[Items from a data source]
_____

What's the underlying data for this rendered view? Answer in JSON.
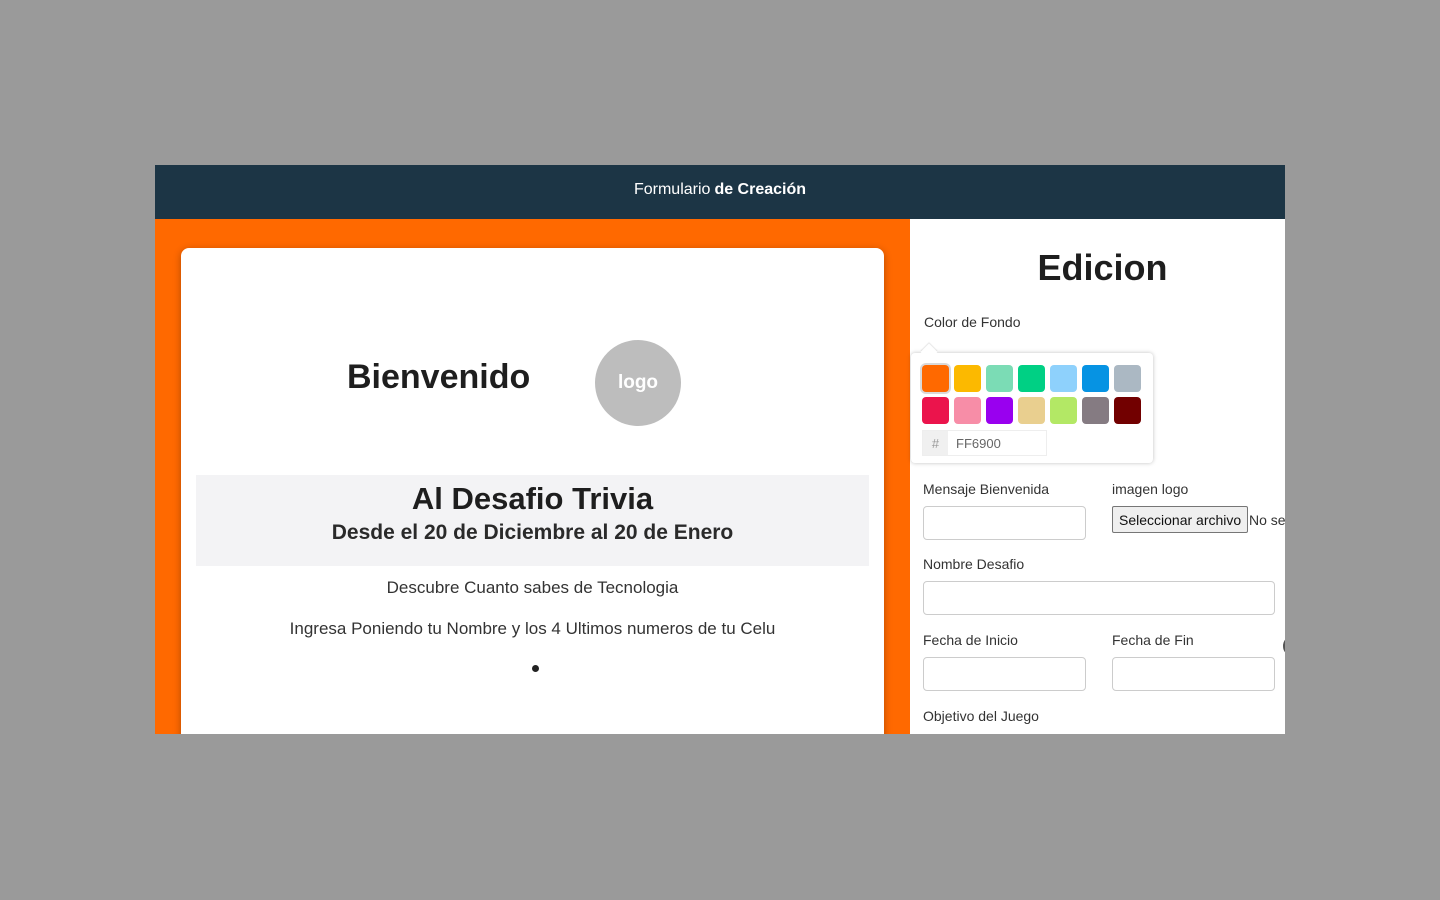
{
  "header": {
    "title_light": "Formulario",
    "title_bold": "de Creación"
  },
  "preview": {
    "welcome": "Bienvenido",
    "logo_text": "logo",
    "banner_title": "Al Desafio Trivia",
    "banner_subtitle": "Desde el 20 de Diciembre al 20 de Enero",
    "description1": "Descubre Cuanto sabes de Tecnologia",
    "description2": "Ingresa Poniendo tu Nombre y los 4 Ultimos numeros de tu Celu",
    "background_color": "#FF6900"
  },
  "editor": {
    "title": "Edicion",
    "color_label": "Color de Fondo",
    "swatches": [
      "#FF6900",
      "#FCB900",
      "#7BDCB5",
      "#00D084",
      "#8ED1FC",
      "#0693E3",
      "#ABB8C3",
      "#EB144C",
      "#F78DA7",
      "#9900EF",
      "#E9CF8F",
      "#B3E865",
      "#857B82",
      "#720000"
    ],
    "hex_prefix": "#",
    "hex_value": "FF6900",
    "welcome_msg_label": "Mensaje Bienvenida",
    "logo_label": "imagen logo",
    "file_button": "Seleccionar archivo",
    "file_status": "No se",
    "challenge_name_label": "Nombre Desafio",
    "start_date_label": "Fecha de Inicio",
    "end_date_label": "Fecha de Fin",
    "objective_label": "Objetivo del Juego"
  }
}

_____

**WHAT IS REQUIRED:** Word for word, quote the lines above. Omit the pictures.

**RESPONSE TO THE EXERCISE:**
What's the underlying data for this rendered view? Answer in JSON.
{
  "header": {
    "title_light": "Formulario",
    "title_bold": "de Creación"
  },
  "preview": {
    "welcome": "Bienvenido",
    "logo_text": "logo",
    "banner_title": "Al Desafio Trivia",
    "banner_subtitle": "Desde el 20 de Diciembre al 20 de Enero",
    "description1": "Descubre Cuanto sabes de Tecnologia",
    "description2": "Ingresa Poniendo tu Nombre y los 4 Ultimos numeros de tu Celu",
    "background_color": "#FF6900"
  },
  "editor": {
    "title": "Edicion",
    "color_label": "Color de Fondo",
    "swatches": [
      "#FF6900",
      "#FCB900",
      "#7BDCB5",
      "#00D084",
      "#8ED1FC",
      "#0693E3",
      "#ABB8C3",
      "#EB144C",
      "#F78DA7",
      "#9900EF",
      "#E9CF8F",
      "#B3E865",
      "#857B82",
      "#720000"
    ],
    "hex_prefix": "#",
    "hex_value": "FF6900",
    "welcome_msg_label": "Mensaje Bienvenida",
    "logo_label": "imagen logo",
    "file_button": "Seleccionar archivo",
    "file_status": "No se",
    "challenge_name_label": "Nombre Desafio",
    "start_date_label": "Fecha de Inicio",
    "end_date_label": "Fecha de Fin",
    "objective_label": "Objetivo del Juego"
  }
}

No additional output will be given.